— WHAT THIS TASK INVOLVES —
The expected output is the complete listing, copied word for word.

— SUPPLIED DATA —
# # # # #
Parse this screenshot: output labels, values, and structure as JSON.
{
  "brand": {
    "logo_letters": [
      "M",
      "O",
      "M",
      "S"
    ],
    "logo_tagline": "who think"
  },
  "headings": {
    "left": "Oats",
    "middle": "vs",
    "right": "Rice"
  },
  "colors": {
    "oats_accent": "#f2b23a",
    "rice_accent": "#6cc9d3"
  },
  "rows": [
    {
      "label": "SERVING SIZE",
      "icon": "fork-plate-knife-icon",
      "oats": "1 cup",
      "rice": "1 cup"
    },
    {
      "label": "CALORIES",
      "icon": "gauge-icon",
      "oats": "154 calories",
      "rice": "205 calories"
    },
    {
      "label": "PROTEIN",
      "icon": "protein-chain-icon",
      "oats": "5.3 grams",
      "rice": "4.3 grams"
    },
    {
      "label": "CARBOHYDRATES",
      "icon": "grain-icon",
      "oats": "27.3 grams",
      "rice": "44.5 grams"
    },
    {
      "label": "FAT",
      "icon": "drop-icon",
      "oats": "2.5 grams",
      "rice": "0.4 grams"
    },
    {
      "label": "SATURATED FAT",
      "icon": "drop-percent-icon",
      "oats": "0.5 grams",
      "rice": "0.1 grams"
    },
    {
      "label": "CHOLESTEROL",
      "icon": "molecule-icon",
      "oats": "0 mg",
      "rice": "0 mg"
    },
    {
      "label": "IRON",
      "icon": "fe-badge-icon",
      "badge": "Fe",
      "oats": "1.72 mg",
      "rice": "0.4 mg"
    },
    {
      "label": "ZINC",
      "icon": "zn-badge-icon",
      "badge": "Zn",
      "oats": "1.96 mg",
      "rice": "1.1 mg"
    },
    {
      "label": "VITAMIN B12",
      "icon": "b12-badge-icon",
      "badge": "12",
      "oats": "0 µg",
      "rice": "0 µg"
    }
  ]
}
# # # # #
— WORKED SOLUTION —
Parse this screenshot: output labels, values, and structure as JSON.
{
  "brand": {
    "logo_letters": [
      "M",
      "O",
      "M",
      "S"
    ],
    "logo_tagline": "who think"
  },
  "headings": {
    "left": "Oats",
    "middle": "vs",
    "right": "Rice"
  },
  "colors": {
    "oats_accent": "#f2b23a",
    "rice_accent": "#6cc9d3"
  },
  "rows": [
    {
      "label": "SERVING SIZE",
      "icon": "fork-plate-knife-icon",
      "oats": "1 cup",
      "rice": "1 cup"
    },
    {
      "label": "CALORIES",
      "icon": "gauge-icon",
      "oats": "154 calories",
      "rice": "205 calories"
    },
    {
      "label": "PROTEIN",
      "icon": "protein-chain-icon",
      "oats": "5.3 grams",
      "rice": "4.3 grams"
    },
    {
      "label": "CARBOHYDRATES",
      "icon": "grain-icon",
      "oats": "27.3 grams",
      "rice": "44.5 grams"
    },
    {
      "label": "FAT",
      "icon": "drop-icon",
      "oats": "2.5 grams",
      "rice": "0.4 grams"
    },
    {
      "label": "SATURATED FAT",
      "icon": "drop-percent-icon",
      "oats": "0.5 grams",
      "rice": "0.1 grams"
    },
    {
      "label": "CHOLESTEROL",
      "icon": "molecule-icon",
      "oats": "0 mg",
      "rice": "0 mg"
    },
    {
      "label": "IRON",
      "icon": "fe-badge-icon",
      "badge": "Fe",
      "oats": "1.72 mg",
      "rice": "0.4 mg"
    },
    {
      "label": "ZINC",
      "icon": "zn-badge-icon",
      "badge": "Zn",
      "oats": "1.96 mg",
      "rice": "1.1 mg"
    },
    {
      "label": "VITAMIN B12",
      "icon": "b12-badge-icon",
      "badge": "12",
      "oats": "0 µg",
      "rice": "0 µg"
    }
  ]
}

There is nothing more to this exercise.